§ **Data for this exercise**
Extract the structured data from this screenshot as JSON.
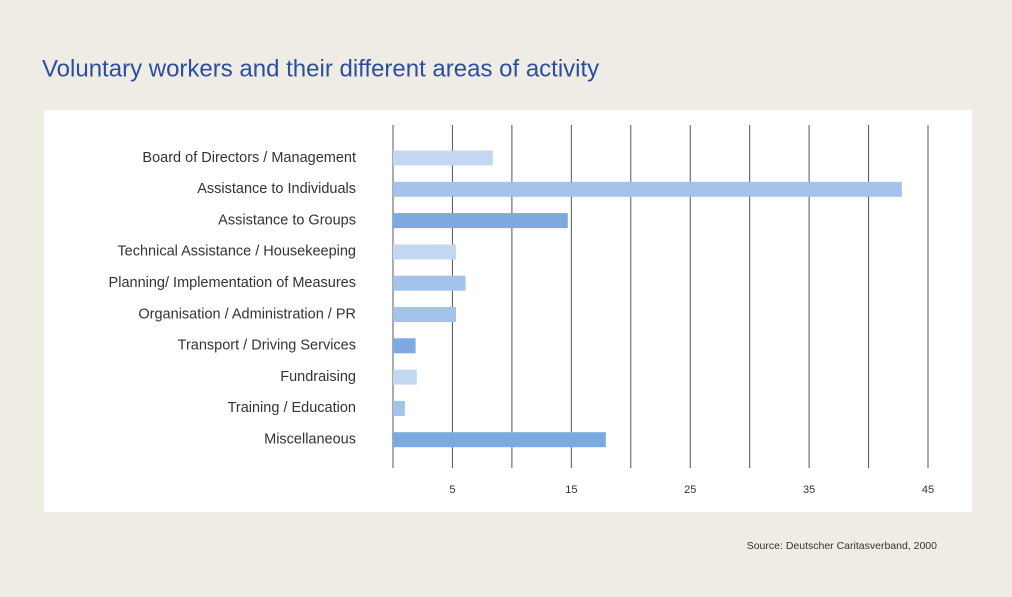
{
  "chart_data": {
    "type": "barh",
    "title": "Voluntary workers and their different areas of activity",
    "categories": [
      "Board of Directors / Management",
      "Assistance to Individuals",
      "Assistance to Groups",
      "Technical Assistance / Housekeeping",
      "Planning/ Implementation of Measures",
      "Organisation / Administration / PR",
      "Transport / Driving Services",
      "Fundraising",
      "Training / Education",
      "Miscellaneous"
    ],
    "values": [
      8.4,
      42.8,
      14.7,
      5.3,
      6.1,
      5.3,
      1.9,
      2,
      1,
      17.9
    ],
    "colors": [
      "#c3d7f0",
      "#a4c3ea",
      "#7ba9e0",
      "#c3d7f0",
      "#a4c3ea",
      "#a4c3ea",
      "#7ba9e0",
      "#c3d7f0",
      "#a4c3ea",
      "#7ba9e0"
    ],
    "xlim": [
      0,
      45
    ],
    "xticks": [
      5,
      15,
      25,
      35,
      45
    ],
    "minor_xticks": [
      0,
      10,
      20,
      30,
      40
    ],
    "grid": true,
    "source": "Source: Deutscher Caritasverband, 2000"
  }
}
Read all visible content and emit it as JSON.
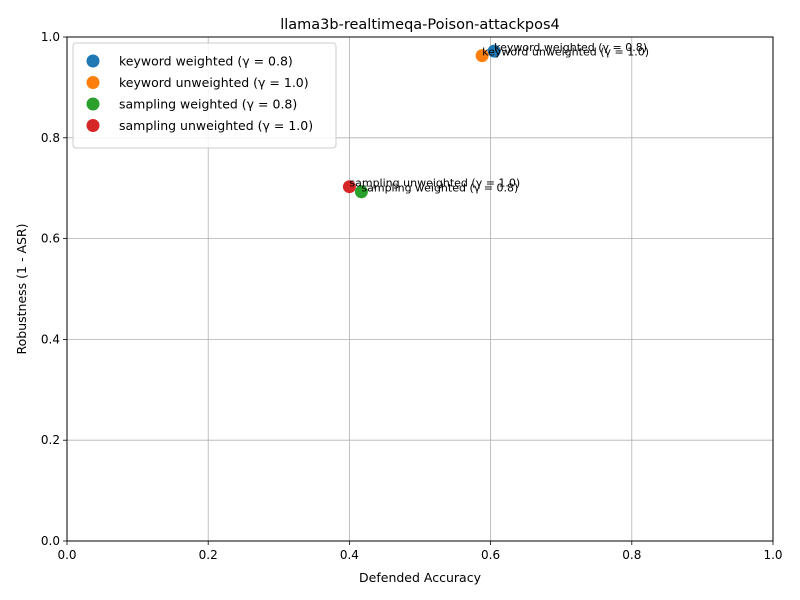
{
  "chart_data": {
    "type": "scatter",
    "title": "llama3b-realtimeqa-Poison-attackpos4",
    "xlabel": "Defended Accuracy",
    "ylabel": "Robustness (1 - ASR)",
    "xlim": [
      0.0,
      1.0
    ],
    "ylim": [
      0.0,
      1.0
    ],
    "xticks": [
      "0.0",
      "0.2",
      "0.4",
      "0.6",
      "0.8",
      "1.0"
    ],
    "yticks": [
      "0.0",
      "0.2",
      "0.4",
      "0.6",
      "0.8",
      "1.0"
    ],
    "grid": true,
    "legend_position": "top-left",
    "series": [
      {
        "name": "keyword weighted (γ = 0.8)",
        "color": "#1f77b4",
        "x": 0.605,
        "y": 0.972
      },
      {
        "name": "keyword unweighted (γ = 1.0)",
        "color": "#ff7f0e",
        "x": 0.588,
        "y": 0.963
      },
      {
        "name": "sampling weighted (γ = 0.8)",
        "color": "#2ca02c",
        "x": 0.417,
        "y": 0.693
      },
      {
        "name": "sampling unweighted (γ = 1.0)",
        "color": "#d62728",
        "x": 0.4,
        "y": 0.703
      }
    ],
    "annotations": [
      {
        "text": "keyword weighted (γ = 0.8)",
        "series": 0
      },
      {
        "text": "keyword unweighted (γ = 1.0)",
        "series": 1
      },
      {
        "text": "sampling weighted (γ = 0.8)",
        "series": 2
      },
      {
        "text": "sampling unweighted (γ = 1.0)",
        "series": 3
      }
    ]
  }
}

§ **What is expected**
Retype exactly the lines from the one containing "Read all visible content and emit it as JSON." through the last line of the records above, both included, and leave out any pictures.

§ **Output of the exercise**
Read all visible content and emit it as JSON.
{
  "chart_data": {
    "type": "scatter",
    "title": "llama3b-realtimeqa-Poison-attackpos4",
    "xlabel": "Defended Accuracy",
    "ylabel": "Robustness (1 - ASR)",
    "xlim": [
      0.0,
      1.0
    ],
    "ylim": [
      0.0,
      1.0
    ],
    "xticks": [
      "0.0",
      "0.2",
      "0.4",
      "0.6",
      "0.8",
      "1.0"
    ],
    "yticks": [
      "0.0",
      "0.2",
      "0.4",
      "0.6",
      "0.8",
      "1.0"
    ],
    "grid": true,
    "legend_position": "top-left",
    "series": [
      {
        "name": "keyword weighted (γ = 0.8)",
        "color": "#1f77b4",
        "x": 0.605,
        "y": 0.972
      },
      {
        "name": "keyword unweighted (γ = 1.0)",
        "color": "#ff7f0e",
        "x": 0.588,
        "y": 0.963
      },
      {
        "name": "sampling weighted (γ = 0.8)",
        "color": "#2ca02c",
        "x": 0.417,
        "y": 0.693
      },
      {
        "name": "sampling unweighted (γ = 1.0)",
        "color": "#d62728",
        "x": 0.4,
        "y": 0.703
      }
    ],
    "annotations": [
      {
        "text": "keyword weighted (γ = 0.8)",
        "series": 0
      },
      {
        "text": "keyword unweighted (γ = 1.0)",
        "series": 1
      },
      {
        "text": "sampling weighted (γ = 0.8)",
        "series": 2
      },
      {
        "text": "sampling unweighted (γ = 1.0)",
        "series": 3
      }
    ]
  }
}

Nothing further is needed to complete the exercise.